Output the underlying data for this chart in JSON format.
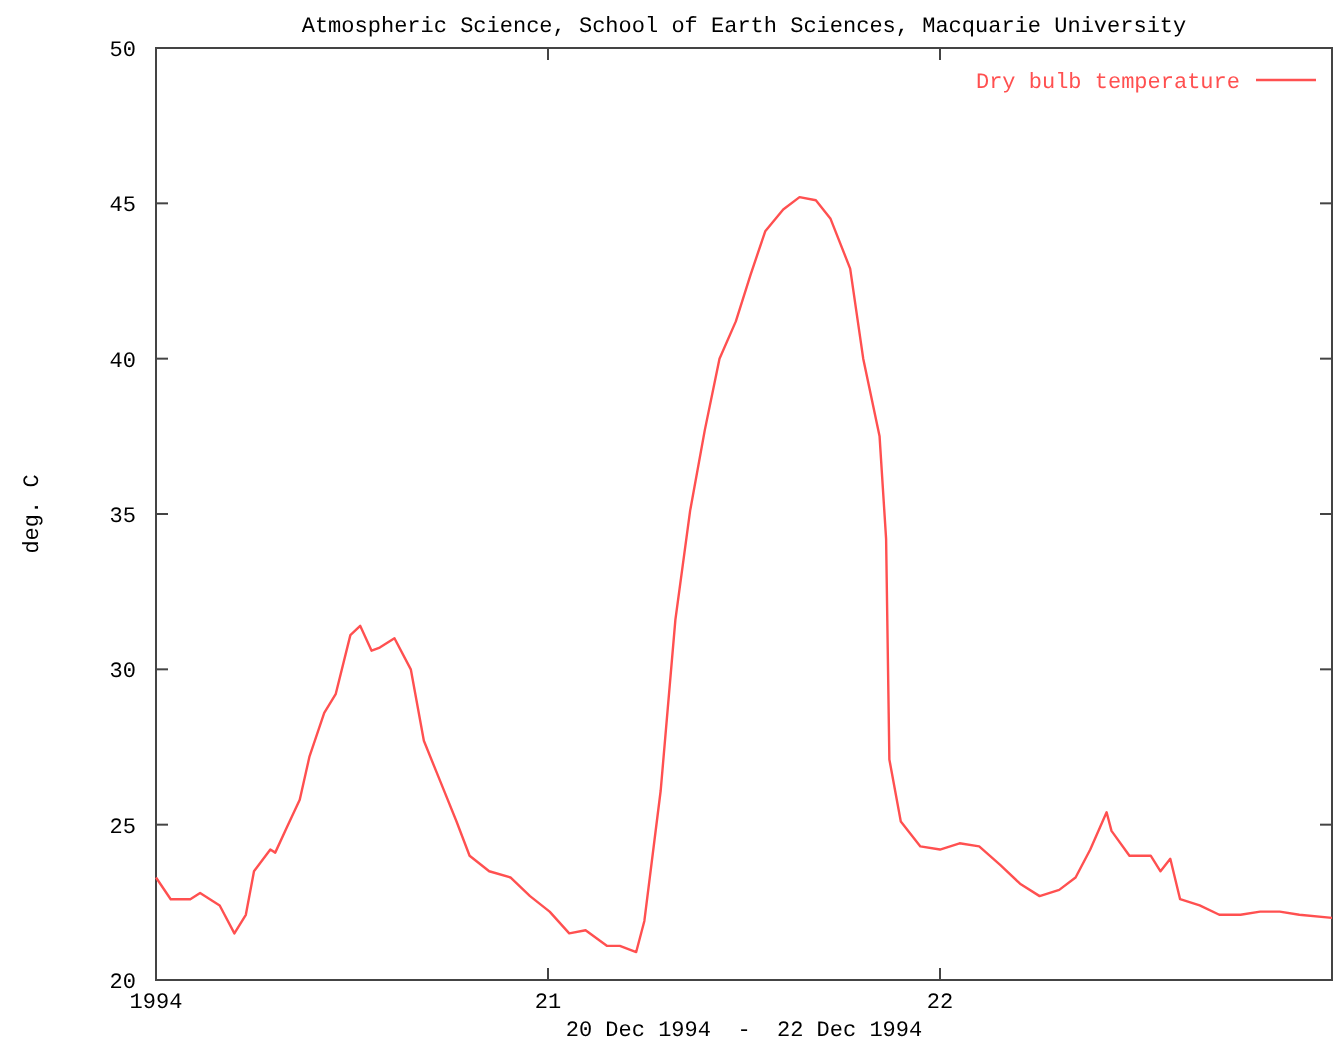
{
  "chart_data": {
    "type": "line",
    "title": "Atmospheric Science, School of Earth Sciences, Macquarie University",
    "xlabel": "20 Dec 1994  -  22 Dec 1994",
    "ylabel": "deg. C",
    "x": [
      "1994-12-20T00:00",
      "1994-12-20T00:54",
      "1994-12-20T02:06",
      "1994-12-20T02:42",
      "1994-12-20T03:54",
      "1994-12-20T04:48",
      "1994-12-20T05:30",
      "1994-12-20T06:00",
      "1994-12-20T07:00",
      "1994-12-20T07:18",
      "1994-12-20T08:00",
      "1994-12-20T08:48",
      "1994-12-20T09:24",
      "1994-12-20T10:18",
      "1994-12-20T11:00",
      "1994-12-20T11:54",
      "1994-12-20T12:30",
      "1994-12-20T13:12",
      "1994-12-20T13:42",
      "1994-12-20T14:36",
      "1994-12-20T15:36",
      "1994-12-20T16:24",
      "1994-12-20T17:24",
      "1994-12-20T18:24",
      "1994-12-20T19:12",
      "1994-12-20T20:24",
      "1994-12-20T21:42",
      "1994-12-20T22:54",
      "1994-12-21T00:06",
      "1994-12-21T01:18",
      "1994-12-21T02:18",
      "1994-12-21T03:36",
      "1994-12-21T04:24",
      "1994-12-21T05:24",
      "1994-12-21T05:54",
      "1994-12-21T06:54",
      "1994-12-21T07:48",
      "1994-12-21T08:42",
      "1994-12-21T09:36",
      "1994-12-21T10:30",
      "1994-12-21T11:30",
      "1994-12-21T12:24",
      "1994-12-21T13:18",
      "1994-12-21T14:24",
      "1994-12-21T15:24",
      "1994-12-21T16:24",
      "1994-12-21T17:18",
      "1994-12-21T18:30",
      "1994-12-21T19:18",
      "1994-12-21T20:18",
      "1994-12-21T20:42",
      "1994-12-21T20:54",
      "1994-12-21T21:36",
      "1994-12-21T22:48",
      "1994-12-22T00:00",
      "1994-12-22T01:12",
      "1994-12-22T02:24",
      "1994-12-22T03:42",
      "1994-12-22T04:54",
      "1994-12-22T06:06",
      "1994-12-22T07:18",
      "1994-12-22T08:18",
      "1994-12-22T09:12",
      "1994-12-22T10:12",
      "1994-12-22T10:30",
      "1994-12-22T11:36",
      "1994-12-22T12:54",
      "1994-12-22T13:30",
      "1994-12-22T14:06",
      "1994-12-22T14:42",
      "1994-12-22T15:54",
      "1994-12-22T17:06",
      "1994-12-22T18:24",
      "1994-12-22T19:36",
      "1994-12-22T20:48",
      "1994-12-22T22:00",
      "1994-12-23T00:00"
    ],
    "series": [
      {
        "name": "Dry bulb temperature",
        "color": "#ff5050",
        "values": [
          23.3,
          22.6,
          22.6,
          22.8,
          22.4,
          21.5,
          22.1,
          23.5,
          24.2,
          24.1,
          24.9,
          25.8,
          27.2,
          28.6,
          29.2,
          31.1,
          31.4,
          30.6,
          30.7,
          31.0,
          30.0,
          27.7,
          26.4,
          25.1,
          24.0,
          23.5,
          23.3,
          22.7,
          22.2,
          21.5,
          21.6,
          21.1,
          21.1,
          20.9,
          21.9,
          26.1,
          31.6,
          35.1,
          37.7,
          40.0,
          41.2,
          42.7,
          44.1,
          44.8,
          45.2,
          45.1,
          44.5,
          42.9,
          40.0,
          37.5,
          34.2,
          27.1,
          25.1,
          24.3,
          24.2,
          24.4,
          24.3,
          23.7,
          23.1,
          22.7,
          22.9,
          23.3,
          24.2,
          25.4,
          24.8,
          24.0,
          24.0,
          23.5,
          23.9,
          22.6,
          22.4,
          22.1,
          22.1,
          22.2,
          22.2,
          22.1,
          22.0
        ]
      }
    ],
    "xlim": [
      "1994-12-20T00:00",
      "1994-12-23T00:00"
    ],
    "xticks": [
      {
        "value": "1994-12-20",
        "label": "1994"
      },
      {
        "value": "1994-12-21",
        "label": "21"
      },
      {
        "value": "1994-12-22",
        "label": "22"
      }
    ],
    "ylim": [
      20,
      50
    ],
    "yticks": [
      20,
      25,
      30,
      35,
      40,
      45,
      50
    ],
    "grid": false,
    "legend": "top right",
    "marker": "none",
    "line_style": "solid"
  }
}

_Prompt_:
Transcribe the records verbatim and omit the images.

_In response_:
Output the underlying data for this chart in JSON format.
{
  "chart_data": {
    "type": "line",
    "title": "Atmospheric Science, School of Earth Sciences, Macquarie University",
    "xlabel": "20 Dec 1994  -  22 Dec 1994",
    "ylabel": "deg. C",
    "x": [
      "1994-12-20T00:00",
      "1994-12-20T00:54",
      "1994-12-20T02:06",
      "1994-12-20T02:42",
      "1994-12-20T03:54",
      "1994-12-20T04:48",
      "1994-12-20T05:30",
      "1994-12-20T06:00",
      "1994-12-20T07:00",
      "1994-12-20T07:18",
      "1994-12-20T08:00",
      "1994-12-20T08:48",
      "1994-12-20T09:24",
      "1994-12-20T10:18",
      "1994-12-20T11:00",
      "1994-12-20T11:54",
      "1994-12-20T12:30",
      "1994-12-20T13:12",
      "1994-12-20T13:42",
      "1994-12-20T14:36",
      "1994-12-20T15:36",
      "1994-12-20T16:24",
      "1994-12-20T17:24",
      "1994-12-20T18:24",
      "1994-12-20T19:12",
      "1994-12-20T20:24",
      "1994-12-20T21:42",
      "1994-12-20T22:54",
      "1994-12-21T00:06",
      "1994-12-21T01:18",
      "1994-12-21T02:18",
      "1994-12-21T03:36",
      "1994-12-21T04:24",
      "1994-12-21T05:24",
      "1994-12-21T05:54",
      "1994-12-21T06:54",
      "1994-12-21T07:48",
      "1994-12-21T08:42",
      "1994-12-21T09:36",
      "1994-12-21T10:30",
      "1994-12-21T11:30",
      "1994-12-21T12:24",
      "1994-12-21T13:18",
      "1994-12-21T14:24",
      "1994-12-21T15:24",
      "1994-12-21T16:24",
      "1994-12-21T17:18",
      "1994-12-21T18:30",
      "1994-12-21T19:18",
      "1994-12-21T20:18",
      "1994-12-21T20:42",
      "1994-12-21T20:54",
      "1994-12-21T21:36",
      "1994-12-21T22:48",
      "1994-12-22T00:00",
      "1994-12-22T01:12",
      "1994-12-22T02:24",
      "1994-12-22T03:42",
      "1994-12-22T04:54",
      "1994-12-22T06:06",
      "1994-12-22T07:18",
      "1994-12-22T08:18",
      "1994-12-22T09:12",
      "1994-12-22T10:12",
      "1994-12-22T10:30",
      "1994-12-22T11:36",
      "1994-12-22T12:54",
      "1994-12-22T13:30",
      "1994-12-22T14:06",
      "1994-12-22T14:42",
      "1994-12-22T15:54",
      "1994-12-22T17:06",
      "1994-12-22T18:24",
      "1994-12-22T19:36",
      "1994-12-22T20:48",
      "1994-12-22T22:00",
      "1994-12-23T00:00"
    ],
    "series": [
      {
        "name": "Dry bulb temperature",
        "color": "#ff5050",
        "values": [
          23.3,
          22.6,
          22.6,
          22.8,
          22.4,
          21.5,
          22.1,
          23.5,
          24.2,
          24.1,
          24.9,
          25.8,
          27.2,
          28.6,
          29.2,
          31.1,
          31.4,
          30.6,
          30.7,
          31.0,
          30.0,
          27.7,
          26.4,
          25.1,
          24.0,
          23.5,
          23.3,
          22.7,
          22.2,
          21.5,
          21.6,
          21.1,
          21.1,
          20.9,
          21.9,
          26.1,
          31.6,
          35.1,
          37.7,
          40.0,
          41.2,
          42.7,
          44.1,
          44.8,
          45.2,
          45.1,
          44.5,
          42.9,
          40.0,
          37.5,
          34.2,
          27.1,
          25.1,
          24.3,
          24.2,
          24.4,
          24.3,
          23.7,
          23.1,
          22.7,
          22.9,
          23.3,
          24.2,
          25.4,
          24.8,
          24.0,
          24.0,
          23.5,
          23.9,
          22.6,
          22.4,
          22.1,
          22.1,
          22.2,
          22.2,
          22.1,
          22.0
        ]
      }
    ],
    "xlim": [
      "1994-12-20T00:00",
      "1994-12-23T00:00"
    ],
    "xticks": [
      {
        "value": "1994-12-20",
        "label": "1994"
      },
      {
        "value": "1994-12-21",
        "label": "21"
      },
      {
        "value": "1994-12-22",
        "label": "22"
      }
    ],
    "ylim": [
      20,
      50
    ],
    "yticks": [
      20,
      25,
      30,
      35,
      40,
      45,
      50
    ],
    "grid": false,
    "legend": "top right",
    "marker": "none",
    "line_style": "solid"
  }
}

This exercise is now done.